Exercise directions →
Return all of the lines below exactly as they are.
** start Records supplied **
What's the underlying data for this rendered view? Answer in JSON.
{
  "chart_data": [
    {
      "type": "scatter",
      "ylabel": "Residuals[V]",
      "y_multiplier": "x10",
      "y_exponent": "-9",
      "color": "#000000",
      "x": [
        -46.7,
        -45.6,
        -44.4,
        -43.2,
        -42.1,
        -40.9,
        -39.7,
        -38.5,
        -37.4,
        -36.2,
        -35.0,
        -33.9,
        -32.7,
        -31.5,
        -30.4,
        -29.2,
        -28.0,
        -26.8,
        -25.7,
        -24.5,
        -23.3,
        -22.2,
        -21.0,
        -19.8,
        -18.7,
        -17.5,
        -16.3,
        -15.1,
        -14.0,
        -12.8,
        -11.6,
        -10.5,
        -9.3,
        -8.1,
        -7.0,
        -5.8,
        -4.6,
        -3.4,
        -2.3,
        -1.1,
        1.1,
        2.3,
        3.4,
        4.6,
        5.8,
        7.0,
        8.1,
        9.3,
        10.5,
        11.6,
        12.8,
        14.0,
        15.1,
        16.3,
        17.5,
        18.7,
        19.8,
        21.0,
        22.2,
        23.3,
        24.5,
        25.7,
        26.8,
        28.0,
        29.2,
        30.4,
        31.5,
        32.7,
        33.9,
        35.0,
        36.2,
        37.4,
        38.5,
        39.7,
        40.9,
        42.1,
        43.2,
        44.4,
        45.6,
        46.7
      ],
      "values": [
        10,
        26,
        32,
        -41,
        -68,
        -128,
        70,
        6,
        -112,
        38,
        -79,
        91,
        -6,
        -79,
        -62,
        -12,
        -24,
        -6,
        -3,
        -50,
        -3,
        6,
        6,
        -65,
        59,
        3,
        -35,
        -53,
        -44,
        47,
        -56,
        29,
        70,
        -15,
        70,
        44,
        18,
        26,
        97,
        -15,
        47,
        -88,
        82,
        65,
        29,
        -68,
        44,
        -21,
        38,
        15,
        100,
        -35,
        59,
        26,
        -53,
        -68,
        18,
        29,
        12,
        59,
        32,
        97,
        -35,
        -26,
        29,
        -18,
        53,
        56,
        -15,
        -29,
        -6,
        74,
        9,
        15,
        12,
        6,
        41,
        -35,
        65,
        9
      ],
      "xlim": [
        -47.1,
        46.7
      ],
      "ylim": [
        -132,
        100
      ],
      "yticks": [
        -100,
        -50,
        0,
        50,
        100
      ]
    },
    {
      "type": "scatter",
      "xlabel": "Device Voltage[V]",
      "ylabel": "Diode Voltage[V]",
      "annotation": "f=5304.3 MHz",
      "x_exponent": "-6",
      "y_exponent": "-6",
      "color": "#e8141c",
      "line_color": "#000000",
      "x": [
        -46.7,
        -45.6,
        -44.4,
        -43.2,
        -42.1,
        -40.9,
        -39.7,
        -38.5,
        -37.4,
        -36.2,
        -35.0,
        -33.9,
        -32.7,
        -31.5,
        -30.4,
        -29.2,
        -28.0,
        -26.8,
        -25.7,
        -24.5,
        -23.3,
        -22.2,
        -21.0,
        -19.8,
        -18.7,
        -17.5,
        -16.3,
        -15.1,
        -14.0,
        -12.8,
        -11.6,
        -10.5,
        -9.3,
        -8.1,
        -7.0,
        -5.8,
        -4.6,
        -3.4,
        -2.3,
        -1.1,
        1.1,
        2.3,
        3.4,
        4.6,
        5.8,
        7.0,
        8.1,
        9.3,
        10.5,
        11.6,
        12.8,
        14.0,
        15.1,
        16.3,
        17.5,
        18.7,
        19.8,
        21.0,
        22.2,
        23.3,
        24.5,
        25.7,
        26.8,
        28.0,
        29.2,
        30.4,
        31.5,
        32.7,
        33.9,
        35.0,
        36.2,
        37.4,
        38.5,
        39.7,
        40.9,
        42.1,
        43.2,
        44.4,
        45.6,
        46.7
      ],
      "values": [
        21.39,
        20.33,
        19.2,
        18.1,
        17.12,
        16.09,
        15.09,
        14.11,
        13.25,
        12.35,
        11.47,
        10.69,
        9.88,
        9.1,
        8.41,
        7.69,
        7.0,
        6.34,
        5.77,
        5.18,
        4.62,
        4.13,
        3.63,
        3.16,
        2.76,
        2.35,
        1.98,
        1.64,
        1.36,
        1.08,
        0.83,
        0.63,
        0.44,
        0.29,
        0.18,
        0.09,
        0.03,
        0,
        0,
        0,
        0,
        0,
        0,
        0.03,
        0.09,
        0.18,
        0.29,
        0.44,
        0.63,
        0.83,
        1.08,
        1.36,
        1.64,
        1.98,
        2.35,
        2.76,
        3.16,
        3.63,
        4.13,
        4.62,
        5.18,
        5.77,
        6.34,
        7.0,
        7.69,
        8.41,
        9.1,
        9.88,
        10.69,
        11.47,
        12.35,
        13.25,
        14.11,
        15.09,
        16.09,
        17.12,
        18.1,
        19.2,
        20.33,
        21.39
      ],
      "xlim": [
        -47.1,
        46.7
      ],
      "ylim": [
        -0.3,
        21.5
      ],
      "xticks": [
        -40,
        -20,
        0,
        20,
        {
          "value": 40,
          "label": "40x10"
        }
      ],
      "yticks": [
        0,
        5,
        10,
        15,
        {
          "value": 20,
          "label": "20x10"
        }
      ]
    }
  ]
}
** end Records supplied **
Exercise result →
What's the underlying data for this rendered view? Answer in JSON.
{
  "chart_data": [
    {
      "type": "scatter",
      "ylabel": "Residuals[V]",
      "y_multiplier": "x10",
      "y_exponent": "-9",
      "color": "#000000",
      "x": [
        -46.7,
        -45.6,
        -44.4,
        -43.2,
        -42.1,
        -40.9,
        -39.7,
        -38.5,
        -37.4,
        -36.2,
        -35.0,
        -33.9,
        -32.7,
        -31.5,
        -30.4,
        -29.2,
        -28.0,
        -26.8,
        -25.7,
        -24.5,
        -23.3,
        -22.2,
        -21.0,
        -19.8,
        -18.7,
        -17.5,
        -16.3,
        -15.1,
        -14.0,
        -12.8,
        -11.6,
        -10.5,
        -9.3,
        -8.1,
        -7.0,
        -5.8,
        -4.6,
        -3.4,
        -2.3,
        -1.1,
        1.1,
        2.3,
        3.4,
        4.6,
        5.8,
        7.0,
        8.1,
        9.3,
        10.5,
        11.6,
        12.8,
        14.0,
        15.1,
        16.3,
        17.5,
        18.7,
        19.8,
        21.0,
        22.2,
        23.3,
        24.5,
        25.7,
        26.8,
        28.0,
        29.2,
        30.4,
        31.5,
        32.7,
        33.9,
        35.0,
        36.2,
        37.4,
        38.5,
        39.7,
        40.9,
        42.1,
        43.2,
        44.4,
        45.6,
        46.7
      ],
      "values": [
        10,
        26,
        32,
        -41,
        -68,
        -128,
        70,
        6,
        -112,
        38,
        -79,
        91,
        -6,
        -79,
        -62,
        -12,
        -24,
        -6,
        -3,
        -50,
        -3,
        6,
        6,
        -65,
        59,
        3,
        -35,
        -53,
        -44,
        47,
        -56,
        29,
        70,
        -15,
        70,
        44,
        18,
        26,
        97,
        -15,
        47,
        -88,
        82,
        65,
        29,
        -68,
        44,
        -21,
        38,
        15,
        100,
        -35,
        59,
        26,
        -53,
        -68,
        18,
        29,
        12,
        59,
        32,
        97,
        -35,
        -26,
        29,
        -18,
        53,
        56,
        -15,
        -29,
        -6,
        74,
        9,
        15,
        12,
        6,
        41,
        -35,
        65,
        9
      ],
      "xlim": [
        -47.1,
        46.7
      ],
      "ylim": [
        -132,
        100
      ],
      "yticks": [
        -100,
        -50,
        0,
        50,
        100
      ]
    },
    {
      "type": "scatter",
      "xlabel": "Device Voltage[V]",
      "ylabel": "Diode Voltage[V]",
      "annotation": "f=5304.3 MHz",
      "x_exponent": "-6",
      "y_exponent": "-6",
      "color": "#e8141c",
      "line_color": "#000000",
      "x": [
        -46.7,
        -45.6,
        -44.4,
        -43.2,
        -42.1,
        -40.9,
        -39.7,
        -38.5,
        -37.4,
        -36.2,
        -35.0,
        -33.9,
        -32.7,
        -31.5,
        -30.4,
        -29.2,
        -28.0,
        -26.8,
        -25.7,
        -24.5,
        -23.3,
        -22.2,
        -21.0,
        -19.8,
        -18.7,
        -17.5,
        -16.3,
        -15.1,
        -14.0,
        -12.8,
        -11.6,
        -10.5,
        -9.3,
        -8.1,
        -7.0,
        -5.8,
        -4.6,
        -3.4,
        -2.3,
        -1.1,
        1.1,
        2.3,
        3.4,
        4.6,
        5.8,
        7.0,
        8.1,
        9.3,
        10.5,
        11.6,
        12.8,
        14.0,
        15.1,
        16.3,
        17.5,
        18.7,
        19.8,
        21.0,
        22.2,
        23.3,
        24.5,
        25.7,
        26.8,
        28.0,
        29.2,
        30.4,
        31.5,
        32.7,
        33.9,
        35.0,
        36.2,
        37.4,
        38.5,
        39.7,
        40.9,
        42.1,
        43.2,
        44.4,
        45.6,
        46.7
      ],
      "values": [
        21.39,
        20.33,
        19.2,
        18.1,
        17.12,
        16.09,
        15.09,
        14.11,
        13.25,
        12.35,
        11.47,
        10.69,
        9.88,
        9.1,
        8.41,
        7.69,
        7.0,
        6.34,
        5.77,
        5.18,
        4.62,
        4.13,
        3.63,
        3.16,
        2.76,
        2.35,
        1.98,
        1.64,
        1.36,
        1.08,
        0.83,
        0.63,
        0.44,
        0.29,
        0.18,
        0.09,
        0.03,
        0,
        0,
        0,
        0,
        0,
        0,
        0.03,
        0.09,
        0.18,
        0.29,
        0.44,
        0.63,
        0.83,
        1.08,
        1.36,
        1.64,
        1.98,
        2.35,
        2.76,
        3.16,
        3.63,
        4.13,
        4.62,
        5.18,
        5.77,
        6.34,
        7.0,
        7.69,
        8.41,
        9.1,
        9.88,
        10.69,
        11.47,
        12.35,
        13.25,
        14.11,
        15.09,
        16.09,
        17.12,
        18.1,
        19.2,
        20.33,
        21.39
      ],
      "xlim": [
        -47.1,
        46.7
      ],
      "ylim": [
        -0.3,
        21.5
      ],
      "xticks": [
        -40,
        -20,
        0,
        20,
        {
          "value": 40,
          "label": "40x10"
        }
      ],
      "yticks": [
        0,
        5,
        10,
        15,
        {
          "value": 20,
          "label": "20x10"
        }
      ]
    }
  ]
}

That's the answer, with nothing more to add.